Extract each line of the records below that contains the word "presenza".

** start DATASET ENTRIES **

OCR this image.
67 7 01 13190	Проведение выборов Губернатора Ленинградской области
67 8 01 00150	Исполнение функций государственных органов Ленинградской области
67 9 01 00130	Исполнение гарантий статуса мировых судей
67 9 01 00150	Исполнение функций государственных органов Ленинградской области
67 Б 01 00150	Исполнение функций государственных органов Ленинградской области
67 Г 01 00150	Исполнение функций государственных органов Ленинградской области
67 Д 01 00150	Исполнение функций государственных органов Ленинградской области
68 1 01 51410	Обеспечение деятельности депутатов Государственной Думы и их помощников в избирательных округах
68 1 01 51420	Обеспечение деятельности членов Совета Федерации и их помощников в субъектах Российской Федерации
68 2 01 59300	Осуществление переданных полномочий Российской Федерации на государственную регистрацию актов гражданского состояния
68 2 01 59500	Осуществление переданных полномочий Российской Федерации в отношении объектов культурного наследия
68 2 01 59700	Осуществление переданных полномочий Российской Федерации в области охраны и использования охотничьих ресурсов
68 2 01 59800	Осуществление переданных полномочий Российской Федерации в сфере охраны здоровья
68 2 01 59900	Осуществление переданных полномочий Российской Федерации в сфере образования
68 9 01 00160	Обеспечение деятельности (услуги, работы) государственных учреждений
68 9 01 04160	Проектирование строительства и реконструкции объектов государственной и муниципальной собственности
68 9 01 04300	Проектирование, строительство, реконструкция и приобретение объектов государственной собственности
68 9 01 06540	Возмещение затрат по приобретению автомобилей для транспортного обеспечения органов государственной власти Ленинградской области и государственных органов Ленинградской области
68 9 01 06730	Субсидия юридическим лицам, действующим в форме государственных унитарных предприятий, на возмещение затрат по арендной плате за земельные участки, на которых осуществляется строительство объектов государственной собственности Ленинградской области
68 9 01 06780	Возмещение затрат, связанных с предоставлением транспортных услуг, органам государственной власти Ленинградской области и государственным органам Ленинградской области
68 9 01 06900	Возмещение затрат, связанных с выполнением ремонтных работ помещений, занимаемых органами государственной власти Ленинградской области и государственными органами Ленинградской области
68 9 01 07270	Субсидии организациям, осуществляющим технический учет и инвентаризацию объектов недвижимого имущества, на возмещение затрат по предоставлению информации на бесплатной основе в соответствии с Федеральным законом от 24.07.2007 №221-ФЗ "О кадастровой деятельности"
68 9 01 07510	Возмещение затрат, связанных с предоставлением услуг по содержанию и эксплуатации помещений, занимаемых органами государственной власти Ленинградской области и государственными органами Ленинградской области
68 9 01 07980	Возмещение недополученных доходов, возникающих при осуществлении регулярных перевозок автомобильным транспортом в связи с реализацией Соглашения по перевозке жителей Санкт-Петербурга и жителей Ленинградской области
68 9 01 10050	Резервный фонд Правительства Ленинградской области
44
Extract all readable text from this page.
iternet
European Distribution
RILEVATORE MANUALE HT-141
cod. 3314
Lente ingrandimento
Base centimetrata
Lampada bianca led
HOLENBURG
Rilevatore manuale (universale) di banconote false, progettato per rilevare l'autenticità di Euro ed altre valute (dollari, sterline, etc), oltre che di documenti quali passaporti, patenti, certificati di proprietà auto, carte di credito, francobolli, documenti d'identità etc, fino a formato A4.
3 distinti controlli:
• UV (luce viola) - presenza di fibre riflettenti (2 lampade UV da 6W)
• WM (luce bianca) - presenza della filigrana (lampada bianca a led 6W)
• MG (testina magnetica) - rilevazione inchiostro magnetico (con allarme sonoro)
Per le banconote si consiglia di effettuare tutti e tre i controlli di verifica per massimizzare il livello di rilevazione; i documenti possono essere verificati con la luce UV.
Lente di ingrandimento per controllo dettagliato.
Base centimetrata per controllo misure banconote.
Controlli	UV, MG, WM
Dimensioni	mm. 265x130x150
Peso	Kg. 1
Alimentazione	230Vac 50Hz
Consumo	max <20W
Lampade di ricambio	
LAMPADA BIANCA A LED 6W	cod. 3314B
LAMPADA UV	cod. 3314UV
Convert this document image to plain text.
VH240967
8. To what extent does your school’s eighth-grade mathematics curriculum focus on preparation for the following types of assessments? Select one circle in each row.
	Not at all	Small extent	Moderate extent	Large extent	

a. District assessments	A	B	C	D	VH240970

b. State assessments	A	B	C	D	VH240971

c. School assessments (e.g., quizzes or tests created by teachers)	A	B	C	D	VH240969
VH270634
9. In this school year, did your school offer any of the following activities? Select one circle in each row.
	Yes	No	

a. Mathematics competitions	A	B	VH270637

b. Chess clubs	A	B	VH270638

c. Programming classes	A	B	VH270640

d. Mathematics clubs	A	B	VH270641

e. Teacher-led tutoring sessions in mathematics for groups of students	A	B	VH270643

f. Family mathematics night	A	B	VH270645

** end DATASET ENTRIES **

WORKED SOLUTION>
• UV (luce viola) - presenza di fibre riflettenti (2 lampade UV da 6W)
• WM (luce bianca) - presenza della filigrana (lampada bianca a led 6W)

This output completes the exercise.